**MATERIALS PROVIDED**.
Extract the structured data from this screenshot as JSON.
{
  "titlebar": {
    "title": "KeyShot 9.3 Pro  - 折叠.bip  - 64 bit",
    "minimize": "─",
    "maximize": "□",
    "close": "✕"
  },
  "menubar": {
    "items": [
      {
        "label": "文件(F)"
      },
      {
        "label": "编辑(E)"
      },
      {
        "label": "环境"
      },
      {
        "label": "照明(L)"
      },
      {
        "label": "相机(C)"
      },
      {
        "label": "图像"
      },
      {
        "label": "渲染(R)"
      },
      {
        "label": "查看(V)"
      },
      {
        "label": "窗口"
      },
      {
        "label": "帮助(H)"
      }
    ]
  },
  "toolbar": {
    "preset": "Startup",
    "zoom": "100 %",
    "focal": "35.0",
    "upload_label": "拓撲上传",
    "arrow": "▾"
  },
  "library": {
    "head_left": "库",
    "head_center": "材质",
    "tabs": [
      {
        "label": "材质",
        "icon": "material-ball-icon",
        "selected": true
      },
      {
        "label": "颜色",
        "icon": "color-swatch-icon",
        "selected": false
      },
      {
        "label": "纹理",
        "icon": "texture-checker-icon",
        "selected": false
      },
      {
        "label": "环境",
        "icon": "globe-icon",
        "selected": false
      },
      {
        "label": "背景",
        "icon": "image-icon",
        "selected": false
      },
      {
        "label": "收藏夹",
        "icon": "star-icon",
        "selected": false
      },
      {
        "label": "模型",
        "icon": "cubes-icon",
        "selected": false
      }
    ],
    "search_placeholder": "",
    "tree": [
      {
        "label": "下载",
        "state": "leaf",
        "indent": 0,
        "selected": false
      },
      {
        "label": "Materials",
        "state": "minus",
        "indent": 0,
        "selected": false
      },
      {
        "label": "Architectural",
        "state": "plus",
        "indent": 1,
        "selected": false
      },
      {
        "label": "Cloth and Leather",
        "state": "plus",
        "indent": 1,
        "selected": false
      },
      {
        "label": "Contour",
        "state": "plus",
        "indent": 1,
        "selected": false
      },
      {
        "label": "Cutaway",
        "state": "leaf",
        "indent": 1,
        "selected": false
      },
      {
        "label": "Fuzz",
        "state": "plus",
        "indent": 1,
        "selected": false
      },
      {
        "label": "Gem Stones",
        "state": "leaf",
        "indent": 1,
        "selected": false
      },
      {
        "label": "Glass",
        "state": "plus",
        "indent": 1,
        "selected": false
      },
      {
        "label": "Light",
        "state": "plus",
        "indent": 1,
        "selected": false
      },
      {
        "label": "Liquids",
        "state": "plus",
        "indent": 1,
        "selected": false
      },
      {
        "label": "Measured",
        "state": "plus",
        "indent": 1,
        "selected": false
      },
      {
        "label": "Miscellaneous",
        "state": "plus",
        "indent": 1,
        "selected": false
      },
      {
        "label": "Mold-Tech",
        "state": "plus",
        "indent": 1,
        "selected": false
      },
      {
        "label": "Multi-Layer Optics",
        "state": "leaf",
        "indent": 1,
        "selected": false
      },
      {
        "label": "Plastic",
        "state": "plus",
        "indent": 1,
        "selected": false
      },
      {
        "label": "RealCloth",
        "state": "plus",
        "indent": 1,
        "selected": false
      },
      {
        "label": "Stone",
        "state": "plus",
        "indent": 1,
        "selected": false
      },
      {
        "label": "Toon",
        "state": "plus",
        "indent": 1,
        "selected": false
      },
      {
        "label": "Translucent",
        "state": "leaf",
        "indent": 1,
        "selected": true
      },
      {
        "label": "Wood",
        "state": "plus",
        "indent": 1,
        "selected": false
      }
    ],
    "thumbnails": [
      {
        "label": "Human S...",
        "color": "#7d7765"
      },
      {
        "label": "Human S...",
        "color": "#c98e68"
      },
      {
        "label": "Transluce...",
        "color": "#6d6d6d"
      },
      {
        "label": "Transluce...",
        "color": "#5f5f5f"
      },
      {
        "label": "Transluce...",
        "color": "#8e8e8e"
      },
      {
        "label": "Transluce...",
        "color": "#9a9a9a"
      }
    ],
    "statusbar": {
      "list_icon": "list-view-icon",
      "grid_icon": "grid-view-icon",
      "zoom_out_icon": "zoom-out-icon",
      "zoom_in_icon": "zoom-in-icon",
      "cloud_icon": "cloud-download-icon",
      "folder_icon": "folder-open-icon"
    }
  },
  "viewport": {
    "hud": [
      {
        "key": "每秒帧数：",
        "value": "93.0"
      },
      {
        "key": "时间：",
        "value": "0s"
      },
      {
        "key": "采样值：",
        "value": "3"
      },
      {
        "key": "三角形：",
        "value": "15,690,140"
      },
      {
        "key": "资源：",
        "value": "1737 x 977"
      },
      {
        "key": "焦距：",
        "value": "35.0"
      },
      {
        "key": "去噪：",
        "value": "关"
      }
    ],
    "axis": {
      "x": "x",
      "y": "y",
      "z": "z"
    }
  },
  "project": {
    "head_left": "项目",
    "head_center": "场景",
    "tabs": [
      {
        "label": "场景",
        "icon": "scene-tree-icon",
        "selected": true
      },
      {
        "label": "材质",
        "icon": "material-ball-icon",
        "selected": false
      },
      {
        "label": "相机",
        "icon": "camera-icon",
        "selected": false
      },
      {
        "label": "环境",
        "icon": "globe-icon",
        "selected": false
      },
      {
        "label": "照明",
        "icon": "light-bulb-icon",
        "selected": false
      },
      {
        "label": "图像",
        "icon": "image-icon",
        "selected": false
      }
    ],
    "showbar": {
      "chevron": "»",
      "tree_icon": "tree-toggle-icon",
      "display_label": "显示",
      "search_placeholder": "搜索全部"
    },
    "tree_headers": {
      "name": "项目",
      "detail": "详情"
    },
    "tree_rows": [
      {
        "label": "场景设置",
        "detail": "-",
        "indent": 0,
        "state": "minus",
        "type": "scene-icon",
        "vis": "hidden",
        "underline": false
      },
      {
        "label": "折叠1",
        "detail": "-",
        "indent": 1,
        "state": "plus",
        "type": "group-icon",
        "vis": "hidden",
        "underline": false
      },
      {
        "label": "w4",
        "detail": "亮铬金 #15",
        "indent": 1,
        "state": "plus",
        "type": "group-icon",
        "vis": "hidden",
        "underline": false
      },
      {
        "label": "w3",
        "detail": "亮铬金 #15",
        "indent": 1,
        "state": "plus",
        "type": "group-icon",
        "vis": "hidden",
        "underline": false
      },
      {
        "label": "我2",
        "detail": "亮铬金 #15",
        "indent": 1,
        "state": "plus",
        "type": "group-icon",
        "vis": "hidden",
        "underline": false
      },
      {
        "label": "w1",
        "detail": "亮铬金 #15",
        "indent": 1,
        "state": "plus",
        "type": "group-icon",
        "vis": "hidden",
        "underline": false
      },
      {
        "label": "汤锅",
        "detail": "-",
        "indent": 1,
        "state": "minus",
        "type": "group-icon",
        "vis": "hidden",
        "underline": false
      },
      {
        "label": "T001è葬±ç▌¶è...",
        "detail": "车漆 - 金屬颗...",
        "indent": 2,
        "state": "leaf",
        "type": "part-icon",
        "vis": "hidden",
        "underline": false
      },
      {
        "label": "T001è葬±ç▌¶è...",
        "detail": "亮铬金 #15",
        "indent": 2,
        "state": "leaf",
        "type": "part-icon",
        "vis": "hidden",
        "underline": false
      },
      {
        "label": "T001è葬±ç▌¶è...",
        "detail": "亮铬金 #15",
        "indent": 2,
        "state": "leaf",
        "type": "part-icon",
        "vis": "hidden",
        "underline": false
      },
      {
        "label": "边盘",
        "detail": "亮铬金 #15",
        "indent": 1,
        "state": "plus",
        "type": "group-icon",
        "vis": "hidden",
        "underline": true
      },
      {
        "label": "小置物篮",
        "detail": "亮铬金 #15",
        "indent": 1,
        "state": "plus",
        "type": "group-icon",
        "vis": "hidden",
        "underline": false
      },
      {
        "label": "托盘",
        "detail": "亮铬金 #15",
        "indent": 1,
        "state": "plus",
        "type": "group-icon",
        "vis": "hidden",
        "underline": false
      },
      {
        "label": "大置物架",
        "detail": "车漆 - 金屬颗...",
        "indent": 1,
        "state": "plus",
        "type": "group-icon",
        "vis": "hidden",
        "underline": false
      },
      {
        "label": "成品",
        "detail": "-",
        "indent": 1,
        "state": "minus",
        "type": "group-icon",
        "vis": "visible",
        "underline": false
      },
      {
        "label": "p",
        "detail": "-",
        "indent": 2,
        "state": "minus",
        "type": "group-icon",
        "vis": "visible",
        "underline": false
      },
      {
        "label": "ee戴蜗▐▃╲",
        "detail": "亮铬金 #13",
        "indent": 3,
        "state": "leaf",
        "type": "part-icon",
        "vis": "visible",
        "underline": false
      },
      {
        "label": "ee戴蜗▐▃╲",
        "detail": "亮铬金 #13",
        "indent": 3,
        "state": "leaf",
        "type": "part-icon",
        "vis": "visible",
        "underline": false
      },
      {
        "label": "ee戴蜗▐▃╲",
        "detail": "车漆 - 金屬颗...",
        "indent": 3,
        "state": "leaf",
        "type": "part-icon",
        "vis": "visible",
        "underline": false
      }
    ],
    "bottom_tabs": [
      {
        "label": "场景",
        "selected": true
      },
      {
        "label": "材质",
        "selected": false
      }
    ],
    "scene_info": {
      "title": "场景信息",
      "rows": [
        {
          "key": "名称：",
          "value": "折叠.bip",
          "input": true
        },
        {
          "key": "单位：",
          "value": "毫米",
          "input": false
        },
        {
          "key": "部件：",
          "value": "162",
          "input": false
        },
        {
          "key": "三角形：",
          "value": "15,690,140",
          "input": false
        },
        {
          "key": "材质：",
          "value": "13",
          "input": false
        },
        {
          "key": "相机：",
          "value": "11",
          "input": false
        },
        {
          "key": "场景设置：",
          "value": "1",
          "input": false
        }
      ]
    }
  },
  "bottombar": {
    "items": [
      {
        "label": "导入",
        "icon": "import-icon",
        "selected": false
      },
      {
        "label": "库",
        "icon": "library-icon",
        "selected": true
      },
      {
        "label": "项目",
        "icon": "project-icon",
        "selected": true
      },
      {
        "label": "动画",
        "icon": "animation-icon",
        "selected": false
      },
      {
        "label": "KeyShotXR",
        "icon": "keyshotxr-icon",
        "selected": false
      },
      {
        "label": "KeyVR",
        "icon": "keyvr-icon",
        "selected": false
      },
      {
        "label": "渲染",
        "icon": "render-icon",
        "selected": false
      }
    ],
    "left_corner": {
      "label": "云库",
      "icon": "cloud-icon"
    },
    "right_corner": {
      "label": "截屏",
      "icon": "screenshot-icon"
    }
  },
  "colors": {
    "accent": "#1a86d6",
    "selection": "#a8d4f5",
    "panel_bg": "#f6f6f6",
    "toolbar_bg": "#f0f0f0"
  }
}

**YOUR OBJECTIVE**.
Find all lines with "cloud" in them and copy each one.

**SOLVED EXERCISE**.
      "cloud_icon": "cloud-download-icon",
      "icon": "cloud-icon"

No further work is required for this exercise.